● **Objective**
Extract every entry word for word.

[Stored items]
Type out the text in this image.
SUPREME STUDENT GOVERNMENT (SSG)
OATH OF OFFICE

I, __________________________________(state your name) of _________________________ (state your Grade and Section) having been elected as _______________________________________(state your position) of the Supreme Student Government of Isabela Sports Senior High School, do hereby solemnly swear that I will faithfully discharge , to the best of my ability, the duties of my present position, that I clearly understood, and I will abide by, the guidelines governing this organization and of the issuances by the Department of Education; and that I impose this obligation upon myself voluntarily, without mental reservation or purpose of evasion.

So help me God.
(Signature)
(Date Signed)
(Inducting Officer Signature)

● **Final result**
Type out the text in this image.
SUPREME STUDENT GOVERNMENT (SSG)
OATH OF OFFICE

I, __________________________________(state your name) of _________________________ (state your Grade and Section) having been elected as _______________________________________(state your position) of the Supreme Student Government of Isabela Sports Senior High School, do hereby solemnly swear that I will faithfully discharge , to the best of my ability, the duties of my present position, that I clearly understood, and I will abide by, the guidelines governing this organization and of the issuances by the Department of Education; and that I impose this obligation upon myself voluntarily, without mental reservation or purpose of evasion.

So help me God.
(Signature)
(Date Signed)
(Inducting Officer Signature)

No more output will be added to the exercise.